## WRITTEN EXERCISE
Write the entries below out again exactly; any picture in them stays out.

[Excerpt from a dataset]
— BEGIN —
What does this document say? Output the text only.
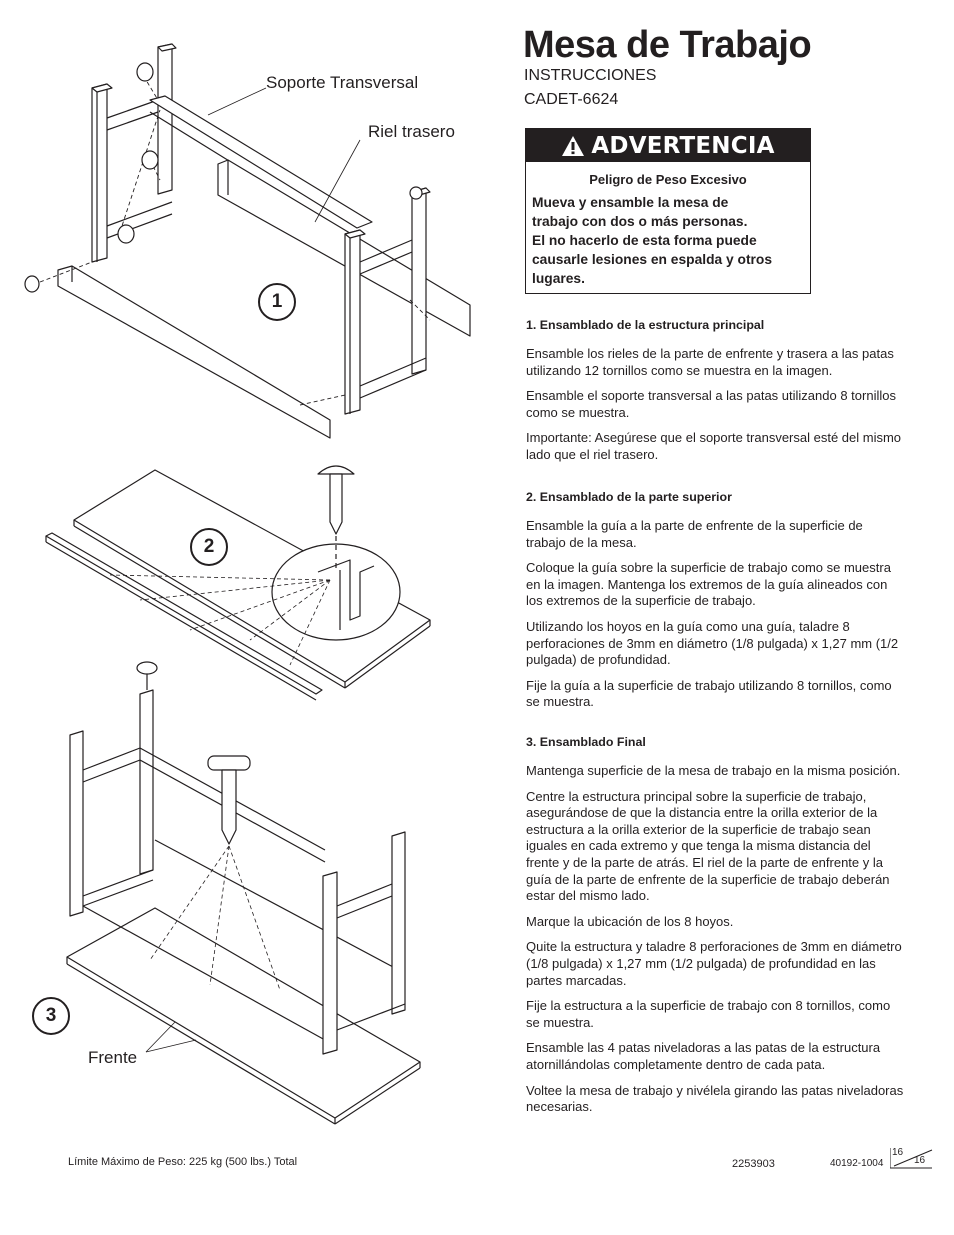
Soporte Transversal
Riel trasero
Frente
1
2
3
Mesa de Trabajo
INSTRUCCIONES
CADET-6624
ADVERTENCIA
Peligro de Peso Excesivo
Mueva y ensamble la mesa de
trabajo con dos o más personas.
El no hacerlo de esta forma puede
causarle lesiones en espalda y otros
lugares.
1. Ensamblado de la estructura principal

Ensamble los rieles de la parte de enfrente y trasera a las patas utilizando 12 tornillos como se muestra en la imagen.

Ensamble el soporte transversal a las patas utilizando 8 tornillos como se muestra.

Importante: Asegúrese que el soporte transversal esté del mismo lado que el riel trasero.

2. Ensamblado de la parte superior

Ensamble la guía a la parte de enfrente de la superficie de trabajo de la mesa.

Coloque la guía sobre la superficie de trabajo como se muestra en la imagen. Mantenga los extremos de la guía alineados con los extremos de la superficie de trabajo.

Utilizando los hoyos en la guía como una guía, taladre 8 perforaciones de 3mm en diámetro (1/8 pulgada) x 1,27 mm (1/2 pulgada) de profundidad.

Fije la guía a la superficie de trabajo utilizando 8 tornillos, como se muestra.

3. Ensamblado Final

Mantenga superficie de la mesa de trabajo en la misma posición.

Centre la estructura principal sobre la superficie de trabajo, asegurándose de que la distancia entre la orilla exterior de la estructura a la orilla exterior de la superficie de trabajo sean iguales en cada extremo y que tenga la misma distancia del frente y de la parte de atrás. El riel de la parte de enfrente y la guía de la parte de enfrente de la superficie de trabajo deberán estar del mismo lado.

Marque la ubicación de los 8 hoyos.

Quite la estructura y taladre 8 perforaciones de 3mm en diámetro (1/8 pulgada) x 1,27 mm (1/2 pulgada) de profundidad en las partes marcadas.

Fije la estructura a la superficie de trabajo con 8 tornillos, como se muestra.

Ensamble las 4 patas niveladoras a las patas de la estructura atornillándolas completamente dentro de cada pata.

Voltee la mesa de trabajo y nivélela girando las patas niveladoras necesarias.

Límite Máximo de Peso: 225 kg (500 lbs.) Total	2253903	40192-1004
16
16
— END —
## CORRECT OUTPUT
What does this document say? Output the text only.
Soporte Transversal
Riel trasero
Frente
1
2
3
Mesa de Trabajo
INSTRUCCIONES
CADET-6624
ADVERTENCIA
Peligro de Peso Excesivo
Mueva y ensamble la mesa de
trabajo con dos o más personas.
El no hacerlo de esta forma puede
causarle lesiones en espalda y otros
lugares.
1. Ensamblado de la estructura principal

Ensamble los rieles de la parte de enfrente y trasera a las patas utilizando 12 tornillos como se muestra en la imagen.

Ensamble el soporte transversal a las patas utilizando 8 tornillos como se muestra.

Importante: Asegúrese que el soporte transversal esté del mismo lado que el riel trasero.

2. Ensamblado de la parte superior

Ensamble la guía a la parte de enfrente de la superficie de trabajo de la mesa.

Coloque la guía sobre la superficie de trabajo como se muestra en la imagen. Mantenga los extremos de la guía alineados con los extremos de la superficie de trabajo.

Utilizando los hoyos en la guía como una guía, taladre 8 perforaciones de 3mm en diámetro (1/8 pulgada) x 1,27 mm (1/2 pulgada) de profundidad.

Fije la guía a la superficie de trabajo utilizando 8 tornillos, como se muestra.

3. Ensamblado Final

Mantenga superficie de la mesa de trabajo en la misma posición.

Centre la estructura principal sobre la superficie de trabajo, asegurándose de que la distancia entre la orilla exterior de la estructura a la orilla exterior de la superficie de trabajo sean iguales en cada extremo y que tenga la misma distancia del frente y de la parte de atrás. El riel de la parte de enfrente y la guía de la parte de enfrente de la superficie de trabajo deberán estar del mismo lado.

Marque la ubicación de los 8 hoyos.

Quite la estructura y taladre 8 perforaciones de 3mm en diámetro (1/8 pulgada) x 1,27 mm (1/2 pulgada) de profundidad en las partes marcadas.

Fije la estructura a la superficie de trabajo con 8 tornillos, como se muestra.

Ensamble las 4 patas niveladoras a las patas de la estructura atornillándolas completamente dentro de cada pata.

Voltee la mesa de trabajo y nivélela girando las patas niveladoras necesarias.

Límite Máximo de Peso: 225 kg (500 lbs.) Total	2253903	40192-1004
16
16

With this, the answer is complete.